→ **What you should do**:
Would you repeat the listing exactly but omit every picture?

→ **Input data**:
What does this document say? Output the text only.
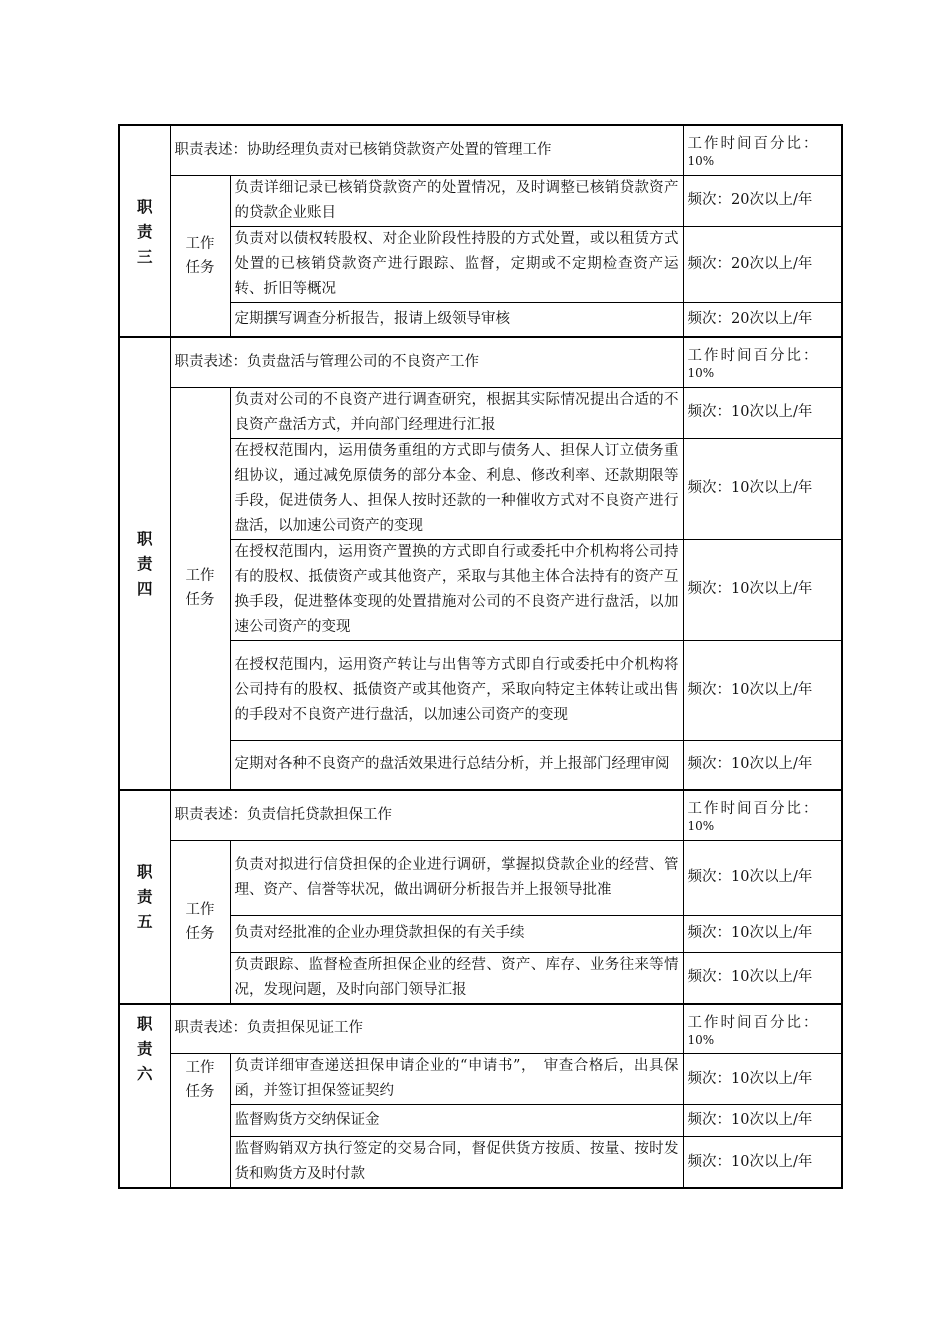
职
责
三	职责表述：协助经理负责对已核销贷款资产处置的管理工作		工作时间百分比：
10%

	工作
任务	负责详细记录已核销贷款资产的处置情况，及时调整已核销贷款资产的贷款企业账目	频次：20次以上/年
		负责对以债权转股权、对企业阶段性持股的方式处置，或以租赁方式处置的已核销贷款资产进行跟踪、监督，定期或不定期检查资产运转、折旧等概况	频次：20次以上/年
		定期撰写调查分析报告，报请上级领导审核	频次：20次以上/年

职
责
四	职责表述：负责盘活与管理公司的不良资产工作		工作时间百分比：
10%

	工作
任务	负责对公司的不良资产进行调查研究，根据其实际情况提出合适的不良资产盘活方式，并向部门经理进行汇报	频次：10次以上/年
		在授权范围内，运用债务重组的方式即与债务人、担保人订立债务重组协议，通过减免原债务的部分本金、利息、修改利率、还款期限等手段，促进债务人、担保人按时还款的一种催收方式对不良资产进行盘活，以加速公司资产的变现	频次：10次以上/年
		在授权范围内，运用资产置换的方式即自行或委托中介机构将公司持有的股权、抵债资产或其他资产，采取与其他主体合法持有的资产互换手段，促进整体变现的处置措施对公司的不良资产进行盘活，以加速公司资产的变现	频次：10次以上/年
		在授权范围内，运用资产转让与出售等方式即自行或委托中介机构将公司持有的股权、抵债资产或其他资产，采取向特定主体转让或出售的手段对不良资产进行盘活，以加速公司资产的变现	频次：10次以上/年
		定期对各种不良资产的盘活效果进行总结分析，并上报部门经理审阅	频次：10次以上/年

职
责
五	职责表述：负责信托贷款担保工作		工作时间百分比：
10%

	工作
任务	负责对拟进行信贷担保的企业进行调研，掌握拟贷款企业的经营、管理、资产、信誉等状况，做出调研分析报告并上报领导批准	频次：10次以上/年
		负责对经批准的企业办理贷款担保的有关手续	频次：10次以上/年
		负责跟踪、监督检查所担保企业的经营、资产、库存、业务往来等情况，发现问题，及时向部门领导汇报	频次：10次以上/年

职
责
六	职责表述：负责担保见证工作		工作时间百分比：
10%

	工作
任务	负责详细审查递送担保申请企业的“申请书”，　审查合格后，出具保函，并签订担保签证契约	频次：10次以上/年
		监督购货方交纳保证金	频次：10次以上/年
		监督购销双方执行签定的交易合同，督促供货方按质、按量、按时发货和购货方及时付款	频次：10次以上/年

→ **Output**:
What does this document say? Output the text only.
职
责
三	职责表述：协助经理负责对已核销贷款资产处置的管理工作		工作时间百分比：
10%

	工作
任务	负责详细记录已核销贷款资产的处置情况，及时调整已核销贷款资产的贷款企业账目	频次：20次以上/年
		负责对以债权转股权、对企业阶段性持股的方式处置，或以租赁方式处置的已核销贷款资产进行跟踪、监督，定期或不定期检查资产运转、折旧等概况	频次：20次以上/年
		定期撰写调查分析报告，报请上级领导审核	频次：20次以上/年

职
责
四	职责表述：负责盘活与管理公司的不良资产工作		工作时间百分比：
10%

	工作
任务	负责对公司的不良资产进行调查研究，根据其实际情况提出合适的不良资产盘活方式，并向部门经理进行汇报	频次：10次以上/年
		在授权范围内，运用债务重组的方式即与债务人、担保人订立债务重组协议，通过减免原债务的部分本金、利息、修改利率、还款期限等手段，促进债务人、担保人按时还款的一种催收方式对不良资产进行盘活，以加速公司资产的变现	频次：10次以上/年
		在授权范围内，运用资产置换的方式即自行或委托中介机构将公司持有的股权、抵债资产或其他资产，采取与其他主体合法持有的资产互换手段，促进整体变现的处置措施对公司的不良资产进行盘活，以加速公司资产的变现	频次：10次以上/年
		在授权范围内，运用资产转让与出售等方式即自行或委托中介机构将公司持有的股权、抵债资产或其他资产，采取向特定主体转让或出售的手段对不良资产进行盘活，以加速公司资产的变现	频次：10次以上/年
		定期对各种不良资产的盘活效果进行总结分析，并上报部门经理审阅	频次：10次以上/年

职
责
五	职责表述：负责信托贷款担保工作		工作时间百分比：
10%

	工作
任务	负责对拟进行信贷担保的企业进行调研，掌握拟贷款企业的经营、管理、资产、信誉等状况，做出调研分析报告并上报领导批准	频次：10次以上/年
		负责对经批准的企业办理贷款担保的有关手续	频次：10次以上/年
		负责跟踪、监督检查所担保企业的经营、资产、库存、业务往来等情况，发现问题，及时向部门领导汇报	频次：10次以上/年

职
责
六	职责表述：负责担保见证工作		工作时间百分比：
10%

	工作
任务	负责详细审查递送担保申请企业的“申请书”，　审查合格后，出具保函，并签订担保签证契约	频次：10次以上/年
		监督购货方交纳保证金	频次：10次以上/年
		监督购销双方执行签定的交易合同，督促供货方按质、按量、按时发货和购货方及时付款	频次：10次以上/年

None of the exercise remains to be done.